>> start Data listing

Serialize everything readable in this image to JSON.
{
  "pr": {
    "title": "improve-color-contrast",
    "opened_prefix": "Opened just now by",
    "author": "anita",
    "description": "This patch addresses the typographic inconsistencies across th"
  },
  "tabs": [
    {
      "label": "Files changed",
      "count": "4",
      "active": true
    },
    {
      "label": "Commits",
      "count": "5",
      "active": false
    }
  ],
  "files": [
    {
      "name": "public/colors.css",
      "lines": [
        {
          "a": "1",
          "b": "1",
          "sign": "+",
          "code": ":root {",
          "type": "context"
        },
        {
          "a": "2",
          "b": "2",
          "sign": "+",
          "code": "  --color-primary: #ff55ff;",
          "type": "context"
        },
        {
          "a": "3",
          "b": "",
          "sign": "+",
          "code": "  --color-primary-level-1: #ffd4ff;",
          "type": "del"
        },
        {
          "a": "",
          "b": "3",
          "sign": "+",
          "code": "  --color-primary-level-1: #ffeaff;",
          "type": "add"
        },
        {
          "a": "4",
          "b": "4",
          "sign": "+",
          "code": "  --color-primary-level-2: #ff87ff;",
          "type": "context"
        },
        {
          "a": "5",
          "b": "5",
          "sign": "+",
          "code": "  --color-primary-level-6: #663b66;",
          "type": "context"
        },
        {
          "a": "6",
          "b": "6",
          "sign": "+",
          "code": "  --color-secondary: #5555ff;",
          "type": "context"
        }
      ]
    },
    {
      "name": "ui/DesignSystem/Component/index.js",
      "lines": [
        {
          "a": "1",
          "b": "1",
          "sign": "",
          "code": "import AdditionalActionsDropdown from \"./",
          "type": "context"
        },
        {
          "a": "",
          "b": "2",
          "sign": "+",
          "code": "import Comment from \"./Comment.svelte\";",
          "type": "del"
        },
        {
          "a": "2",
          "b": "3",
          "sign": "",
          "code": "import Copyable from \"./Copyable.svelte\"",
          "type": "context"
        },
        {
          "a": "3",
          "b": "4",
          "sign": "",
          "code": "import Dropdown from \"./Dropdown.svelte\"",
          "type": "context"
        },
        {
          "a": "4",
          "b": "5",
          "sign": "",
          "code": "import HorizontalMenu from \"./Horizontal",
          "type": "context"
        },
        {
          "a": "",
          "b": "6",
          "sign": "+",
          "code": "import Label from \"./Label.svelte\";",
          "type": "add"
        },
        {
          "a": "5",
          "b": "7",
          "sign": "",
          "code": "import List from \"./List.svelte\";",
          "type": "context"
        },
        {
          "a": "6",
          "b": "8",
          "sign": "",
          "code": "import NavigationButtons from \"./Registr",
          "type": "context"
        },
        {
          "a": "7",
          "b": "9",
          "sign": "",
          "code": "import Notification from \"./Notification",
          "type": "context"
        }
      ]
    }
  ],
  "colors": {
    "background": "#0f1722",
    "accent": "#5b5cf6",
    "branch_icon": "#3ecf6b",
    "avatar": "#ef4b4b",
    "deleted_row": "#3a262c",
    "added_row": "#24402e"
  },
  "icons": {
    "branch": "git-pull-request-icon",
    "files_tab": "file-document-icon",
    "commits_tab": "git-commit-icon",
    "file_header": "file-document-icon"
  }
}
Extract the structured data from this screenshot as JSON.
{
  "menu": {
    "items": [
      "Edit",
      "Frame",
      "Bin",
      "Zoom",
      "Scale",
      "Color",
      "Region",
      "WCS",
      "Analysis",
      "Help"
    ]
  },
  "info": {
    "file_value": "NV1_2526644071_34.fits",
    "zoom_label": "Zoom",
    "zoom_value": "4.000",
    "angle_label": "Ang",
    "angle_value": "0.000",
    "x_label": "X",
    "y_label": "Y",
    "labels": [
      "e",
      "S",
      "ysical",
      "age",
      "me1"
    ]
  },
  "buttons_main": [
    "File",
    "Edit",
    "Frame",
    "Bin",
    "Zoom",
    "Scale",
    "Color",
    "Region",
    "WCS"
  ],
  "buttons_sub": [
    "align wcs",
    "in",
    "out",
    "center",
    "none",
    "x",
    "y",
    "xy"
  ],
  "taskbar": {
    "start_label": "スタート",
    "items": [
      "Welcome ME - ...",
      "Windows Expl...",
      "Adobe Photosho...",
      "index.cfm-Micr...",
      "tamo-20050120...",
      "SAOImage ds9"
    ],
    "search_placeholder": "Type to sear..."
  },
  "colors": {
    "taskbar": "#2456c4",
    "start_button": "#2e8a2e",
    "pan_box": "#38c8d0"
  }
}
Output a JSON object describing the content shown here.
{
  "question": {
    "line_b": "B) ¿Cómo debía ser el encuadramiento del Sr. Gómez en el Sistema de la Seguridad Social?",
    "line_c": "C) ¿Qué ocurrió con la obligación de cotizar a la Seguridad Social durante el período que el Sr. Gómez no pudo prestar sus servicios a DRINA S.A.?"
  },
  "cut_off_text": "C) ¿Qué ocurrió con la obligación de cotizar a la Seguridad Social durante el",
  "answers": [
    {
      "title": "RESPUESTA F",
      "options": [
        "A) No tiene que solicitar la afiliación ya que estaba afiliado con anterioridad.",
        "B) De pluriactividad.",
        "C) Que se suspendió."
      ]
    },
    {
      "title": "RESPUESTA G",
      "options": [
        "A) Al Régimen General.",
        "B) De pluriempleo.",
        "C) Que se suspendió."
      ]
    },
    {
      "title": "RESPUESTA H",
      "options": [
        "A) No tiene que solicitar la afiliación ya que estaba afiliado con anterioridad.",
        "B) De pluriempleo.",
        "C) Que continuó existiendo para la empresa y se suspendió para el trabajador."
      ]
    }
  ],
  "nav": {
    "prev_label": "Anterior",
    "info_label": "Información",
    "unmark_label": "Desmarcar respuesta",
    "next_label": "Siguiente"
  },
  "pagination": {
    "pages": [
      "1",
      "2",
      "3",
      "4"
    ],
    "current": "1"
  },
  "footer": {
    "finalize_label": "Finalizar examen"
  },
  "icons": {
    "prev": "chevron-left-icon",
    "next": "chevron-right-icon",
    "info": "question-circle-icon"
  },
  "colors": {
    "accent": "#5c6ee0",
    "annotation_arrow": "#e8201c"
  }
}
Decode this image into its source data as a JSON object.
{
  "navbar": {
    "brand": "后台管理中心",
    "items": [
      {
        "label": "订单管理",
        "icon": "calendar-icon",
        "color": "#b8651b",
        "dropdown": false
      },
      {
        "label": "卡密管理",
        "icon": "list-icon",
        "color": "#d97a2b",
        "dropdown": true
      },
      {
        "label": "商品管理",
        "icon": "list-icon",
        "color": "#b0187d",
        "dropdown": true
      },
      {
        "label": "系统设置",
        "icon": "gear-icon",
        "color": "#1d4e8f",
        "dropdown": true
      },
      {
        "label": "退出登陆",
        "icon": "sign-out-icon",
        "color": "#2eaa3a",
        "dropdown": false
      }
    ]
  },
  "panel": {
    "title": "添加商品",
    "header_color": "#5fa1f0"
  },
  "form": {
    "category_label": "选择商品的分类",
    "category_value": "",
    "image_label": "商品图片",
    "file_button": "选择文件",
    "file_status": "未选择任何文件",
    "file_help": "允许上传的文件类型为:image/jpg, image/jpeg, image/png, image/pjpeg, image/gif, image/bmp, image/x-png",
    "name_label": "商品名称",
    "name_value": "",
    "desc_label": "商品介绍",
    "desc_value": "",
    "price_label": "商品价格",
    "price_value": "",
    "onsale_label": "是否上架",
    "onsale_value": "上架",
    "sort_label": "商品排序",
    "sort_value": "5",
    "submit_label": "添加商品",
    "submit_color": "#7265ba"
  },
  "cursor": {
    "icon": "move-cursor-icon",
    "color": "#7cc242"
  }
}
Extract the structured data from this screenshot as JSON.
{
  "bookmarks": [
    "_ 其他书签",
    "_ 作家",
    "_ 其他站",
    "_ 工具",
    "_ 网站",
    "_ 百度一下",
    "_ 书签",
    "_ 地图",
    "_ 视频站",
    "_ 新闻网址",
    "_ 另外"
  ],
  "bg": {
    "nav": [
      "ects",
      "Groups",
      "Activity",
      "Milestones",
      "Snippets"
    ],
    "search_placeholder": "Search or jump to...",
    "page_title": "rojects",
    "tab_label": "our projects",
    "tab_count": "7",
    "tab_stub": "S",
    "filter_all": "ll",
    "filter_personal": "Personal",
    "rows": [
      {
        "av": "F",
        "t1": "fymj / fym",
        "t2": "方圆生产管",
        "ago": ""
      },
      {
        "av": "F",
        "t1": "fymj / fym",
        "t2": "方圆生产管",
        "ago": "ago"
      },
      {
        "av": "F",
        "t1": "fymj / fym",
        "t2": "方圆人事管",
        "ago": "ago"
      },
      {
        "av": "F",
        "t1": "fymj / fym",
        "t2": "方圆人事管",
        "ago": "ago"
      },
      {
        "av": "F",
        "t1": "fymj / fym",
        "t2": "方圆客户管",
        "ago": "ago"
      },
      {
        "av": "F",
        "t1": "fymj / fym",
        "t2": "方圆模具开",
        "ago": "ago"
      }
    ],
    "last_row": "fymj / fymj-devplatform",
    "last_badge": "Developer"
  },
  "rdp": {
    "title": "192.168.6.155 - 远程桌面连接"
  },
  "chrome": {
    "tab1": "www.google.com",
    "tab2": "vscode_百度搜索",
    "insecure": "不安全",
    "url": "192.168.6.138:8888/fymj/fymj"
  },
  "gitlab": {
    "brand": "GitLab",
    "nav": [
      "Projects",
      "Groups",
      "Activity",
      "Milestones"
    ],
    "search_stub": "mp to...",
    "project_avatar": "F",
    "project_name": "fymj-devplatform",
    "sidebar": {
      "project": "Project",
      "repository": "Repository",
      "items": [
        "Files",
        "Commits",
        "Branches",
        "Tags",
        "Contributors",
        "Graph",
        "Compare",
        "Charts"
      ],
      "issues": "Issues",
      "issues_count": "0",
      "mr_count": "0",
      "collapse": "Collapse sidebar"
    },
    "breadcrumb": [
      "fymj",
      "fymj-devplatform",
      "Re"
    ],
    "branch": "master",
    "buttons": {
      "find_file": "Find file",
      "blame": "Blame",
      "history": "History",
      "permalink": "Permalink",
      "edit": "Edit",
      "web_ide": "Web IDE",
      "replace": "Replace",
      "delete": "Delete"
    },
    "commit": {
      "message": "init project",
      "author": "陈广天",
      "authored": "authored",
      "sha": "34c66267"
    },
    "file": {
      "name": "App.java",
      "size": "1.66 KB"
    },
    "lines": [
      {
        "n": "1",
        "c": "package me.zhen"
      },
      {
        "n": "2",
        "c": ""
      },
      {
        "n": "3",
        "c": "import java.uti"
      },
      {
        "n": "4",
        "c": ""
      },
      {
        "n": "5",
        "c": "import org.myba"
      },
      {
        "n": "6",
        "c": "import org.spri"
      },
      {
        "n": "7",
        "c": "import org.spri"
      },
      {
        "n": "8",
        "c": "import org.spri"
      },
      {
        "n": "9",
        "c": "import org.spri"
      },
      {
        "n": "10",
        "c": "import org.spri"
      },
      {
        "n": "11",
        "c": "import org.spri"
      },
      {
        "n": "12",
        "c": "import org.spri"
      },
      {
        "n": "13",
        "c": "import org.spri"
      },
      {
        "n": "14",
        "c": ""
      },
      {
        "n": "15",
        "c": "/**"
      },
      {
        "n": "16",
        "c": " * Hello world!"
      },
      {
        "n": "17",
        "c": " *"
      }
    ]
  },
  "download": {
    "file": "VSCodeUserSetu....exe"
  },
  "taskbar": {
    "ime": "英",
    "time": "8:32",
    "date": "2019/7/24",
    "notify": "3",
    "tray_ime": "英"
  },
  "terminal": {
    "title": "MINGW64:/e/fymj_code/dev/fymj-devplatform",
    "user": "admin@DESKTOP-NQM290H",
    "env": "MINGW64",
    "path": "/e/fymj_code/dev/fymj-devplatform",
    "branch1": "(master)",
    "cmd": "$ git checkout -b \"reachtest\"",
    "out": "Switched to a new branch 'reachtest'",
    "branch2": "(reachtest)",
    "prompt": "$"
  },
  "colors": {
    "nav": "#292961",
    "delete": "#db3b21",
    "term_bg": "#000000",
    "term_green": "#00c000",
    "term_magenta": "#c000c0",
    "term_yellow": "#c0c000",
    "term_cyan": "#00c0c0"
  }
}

>> end Data listing

** Work to complete **
What is the number of lines in the data holding the word "Gómez"? Reply with that number only.

** Response **
2